## What is needed
Copy the records below word for word, line by line, leaving out the pictures.

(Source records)
## START

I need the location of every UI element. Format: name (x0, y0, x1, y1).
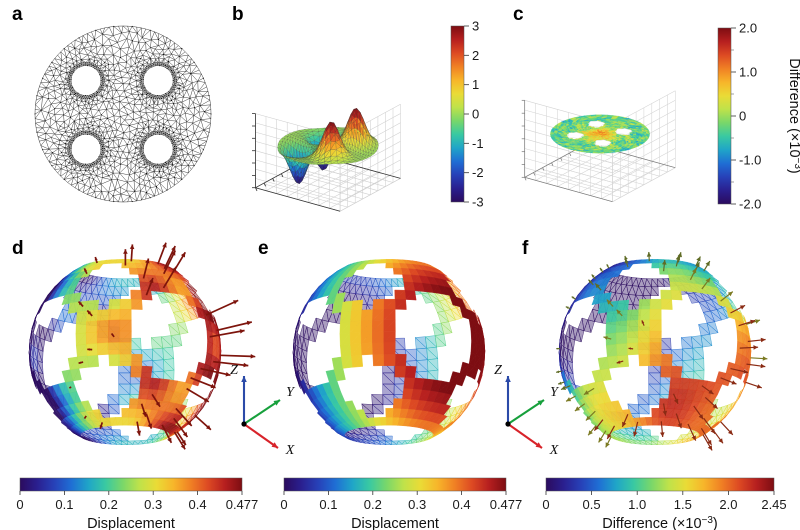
svg-text:Difference (×10−3): Difference (×10−3) (602, 515, 718, 530)
svg-text:Y: Y (286, 385, 296, 400)
svg-text:Displacement: Displacement (351, 516, 439, 530)
svg-text:1.5: 1.5 (674, 497, 692, 512)
axes-triad-canvas: Z Y X (494, 363, 560, 458)
panel-e-sphere-plot (282, 248, 497, 463)
svg-text:2: 2 (472, 48, 479, 63)
panel-label-d: d (12, 238, 24, 259)
svg-text:3: 3 (472, 19, 479, 34)
colorbar-f-canvas: 0 0.5 1.0 1.5 2.0 2.45 Difference (×10−3) (542, 477, 787, 530)
svg-text:-1: -1 (472, 136, 484, 151)
sphere-d-canvas (28, 242, 256, 450)
svg-text:X: X (549, 443, 559, 458)
svg-text:0.5: 0.5 (583, 497, 601, 512)
svg-text:0: 0 (542, 497, 549, 512)
svg-text:1: 1 (472, 77, 479, 92)
svg-text:2.0: 2.0 (719, 497, 737, 512)
svg-text:2.45: 2.45 (761, 497, 786, 512)
svg-text:0.477: 0.477 (226, 497, 259, 512)
svg-text:-2: -2 (472, 165, 484, 180)
svg-text:0.1: 0.1 (319, 497, 337, 512)
svg-text:1.0: 1.0 (628, 497, 646, 512)
panel-a-mesh-plot (28, 14, 218, 214)
axes-triad-canvas: Z Y X (230, 363, 296, 458)
svg-text:0.2: 0.2 (364, 497, 382, 512)
svg-text:0.477: 0.477 (490, 497, 523, 512)
svg-text:-2.0: -2.0 (739, 197, 761, 212)
panel-b-surface-plot (228, 14, 438, 219)
panel-c-surface-plot (505, 14, 720, 219)
sphere-e-canvas (292, 258, 486, 446)
surface3d-flat-canvas (521, 90, 676, 203)
sphere-f-canvas (555, 251, 768, 451)
svg-text:0.1: 0.1 (55, 497, 73, 512)
svg-text:0: 0 (739, 109, 746, 124)
colorbar-c-canvas: 2.0 1.0 0 -1.0 -2.0 Difference (×10−3) (717, 21, 800, 212)
mesh-canvas (34, 25, 212, 203)
colorbar-b-canvas: 3 2 1 0 -1 -2 -3 (450, 19, 484, 210)
panel-label-e: e (258, 238, 269, 259)
svg-text:1.0: 1.0 (739, 65, 757, 80)
svg-text:0.3: 0.3 (408, 497, 426, 512)
axes-triad-e: Z Y X (486, 360, 568, 460)
colorbar-b: 3 2 1 0 -1 -2 -3 (445, 19, 500, 215)
colorbar-e-canvas: 0 0.1 0.2 0.3 0.4 0.477 Displacement (280, 477, 523, 530)
svg-text:-3: -3 (472, 195, 484, 210)
svg-text:Displacement: Displacement (87, 516, 175, 530)
svg-text:0.4: 0.4 (453, 497, 471, 512)
svg-text:Z: Z (494, 363, 502, 378)
svg-text:0: 0 (16, 497, 23, 512)
surface3d-canvas (252, 104, 401, 212)
svg-text:0.4: 0.4 (189, 497, 207, 512)
colorbar-c: 2.0 1.0 0 -1.0 -2.0 Difference (×10−3) (714, 20, 800, 220)
svg-text:Difference (×10−3): Difference (×10−3) (786, 58, 800, 174)
svg-text:-1.0: -1.0 (739, 153, 761, 168)
panel-d-sphere-plot (18, 242, 256, 463)
panel-label-a: a (12, 4, 23, 25)
panel-label-f: f (522, 238, 529, 259)
svg-text:Y: Y (550, 385, 560, 400)
colorbar-d: 0 0.1 0.2 0.3 0.4 0.477 Displacement (12, 474, 259, 530)
colorbar-f: 0 0.5 1.0 1.5 2.0 2.45 Difference (×10−3) (538, 474, 790, 530)
svg-text:0: 0 (280, 497, 287, 512)
svg-text:0: 0 (472, 107, 479, 122)
panel-label-c: c (513, 4, 524, 25)
svg-text:0.3: 0.3 (144, 497, 162, 512)
panel-label-b: b (232, 4, 244, 25)
colorbar-d-canvas: 0 0.1 0.2 0.3 0.4 0.477 Displacement (16, 477, 259, 530)
colorbar-e: 0 0.1 0.2 0.3 0.4 0.477 Displacement (276, 474, 523, 530)
svg-text:2.0: 2.0 (739, 21, 757, 36)
axes-triad-d: Z Y X (222, 360, 304, 460)
svg-text:Z: Z (230, 363, 238, 378)
svg-text:0.2: 0.2 (100, 497, 118, 512)
panel-f-sphere-plot (548, 248, 768, 463)
svg-text:X: X (285, 443, 295, 458)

## END

## Response to this task
I need the location of every UI element. Format: name (x0, y0, x1, y1).
svg-text:Difference (×10−3): Difference (×10−3) (602, 515, 718, 530)
svg-text:Y: Y (286, 385, 296, 400)
svg-text:Displacement: Displacement (351, 516, 439, 530)
svg-text:1.5: 1.5 (674, 497, 692, 512)
axes-triad-canvas: Z Y X (494, 363, 560, 458)
panel-e-sphere-plot (282, 248, 497, 463)
svg-text:2: 2 (472, 48, 479, 63)
panel-label-d: d (12, 238, 24, 259)
svg-text:3: 3 (472, 19, 479, 34)
colorbar-f-canvas: 0 0.5 1.0 1.5 2.0 2.45 Difference (×10−3) (542, 477, 787, 530)
svg-text:-1: -1 (472, 136, 484, 151)
sphere-d-canvas (28, 242, 256, 450)
svg-text:X: X (549, 443, 559, 458)
svg-text:0.5: 0.5 (583, 497, 601, 512)
svg-text:0: 0 (542, 497, 549, 512)
svg-text:1: 1 (472, 77, 479, 92)
svg-text:2.0: 2.0 (719, 497, 737, 512)
svg-text:2.45: 2.45 (761, 497, 786, 512)
svg-text:0.477: 0.477 (226, 497, 259, 512)
svg-text:-2: -2 (472, 165, 484, 180)
svg-text:0.1: 0.1 (319, 497, 337, 512)
svg-text:1.0: 1.0 (628, 497, 646, 512)
panel-a-mesh-plot (28, 14, 218, 214)
axes-triad-canvas: Z Y X (230, 363, 296, 458)
svg-text:0.2: 0.2 (364, 497, 382, 512)
svg-text:0.477: 0.477 (490, 497, 523, 512)
svg-text:-2.0: -2.0 (739, 197, 761, 212)
panel-b-surface-plot (228, 14, 438, 219)
panel-c-surface-plot (505, 14, 720, 219)
sphere-e-canvas (292, 258, 486, 446)
surface3d-flat-canvas (521, 90, 676, 203)
sphere-f-canvas (555, 251, 768, 451)
svg-text:0.1: 0.1 (55, 497, 73, 512)
svg-text:0: 0 (739, 109, 746, 124)
colorbar-c-canvas: 2.0 1.0 0 -1.0 -2.0 Difference (×10−3) (717, 21, 800, 212)
mesh-canvas (34, 25, 212, 203)
colorbar-b-canvas: 3 2 1 0 -1 -2 -3 (450, 19, 484, 210)
panel-label-e: e (258, 238, 269, 259)
svg-text:1.0: 1.0 (739, 65, 757, 80)
svg-text:0.3: 0.3 (408, 497, 426, 512)
axes-triad-e: Z Y X (486, 360, 568, 460)
colorbar-b: 3 2 1 0 -1 -2 -3 (445, 19, 500, 215)
colorbar-e-canvas: 0 0.1 0.2 0.3 0.4 0.477 Displacement (280, 477, 523, 530)
svg-text:-3: -3 (472, 195, 484, 210)
svg-text:Displacement: Displacement (87, 516, 175, 530)
svg-text:0.4: 0.4 (453, 497, 471, 512)
svg-text:Z: Z (494, 363, 502, 378)
svg-text:0: 0 (16, 497, 23, 512)
surface3d-canvas (252, 104, 401, 212)
svg-text:0.4: 0.4 (189, 497, 207, 512)
colorbar-c: 2.0 1.0 0 -1.0 -2.0 Difference (×10−3) (714, 20, 800, 220)
svg-text:Difference (×10−3): Difference (×10−3) (786, 58, 800, 174)
svg-text:-1.0: -1.0 (739, 153, 761, 168)
panel-d-sphere-plot (18, 242, 256, 463)
panel-label-a: a (12, 4, 23, 25)
panel-label-f: f (522, 238, 529, 259)
svg-text:Y: Y (550, 385, 560, 400)
colorbar-d: 0 0.1 0.2 0.3 0.4 0.477 Displacement (12, 474, 259, 530)
colorbar-f: 0 0.5 1.0 1.5 2.0 2.45 Difference (×10−3) (538, 474, 790, 530)
svg-text:0: 0 (280, 497, 287, 512)
svg-text:0: 0 (472, 107, 479, 122)
panel-label-c: c (513, 4, 524, 25)
svg-text:0.3: 0.3 (144, 497, 162, 512)
panel-label-b: b (232, 4, 244, 25)
colorbar-d-canvas: 0 0.1 0.2 0.3 0.4 0.477 Displacement (16, 477, 259, 530)
colorbar-e: 0 0.1 0.2 0.3 0.4 0.477 Displacement (276, 474, 523, 530)
svg-text:2.0: 2.0 (739, 21, 757, 36)
axes-triad-d: Z Y X (222, 360, 304, 460)
svg-text:Z: Z (230, 363, 238, 378)
svg-text:0.2: 0.2 (100, 497, 118, 512)
panel-f-sphere-plot (548, 248, 768, 463)
svg-text:X: X (285, 443, 295, 458)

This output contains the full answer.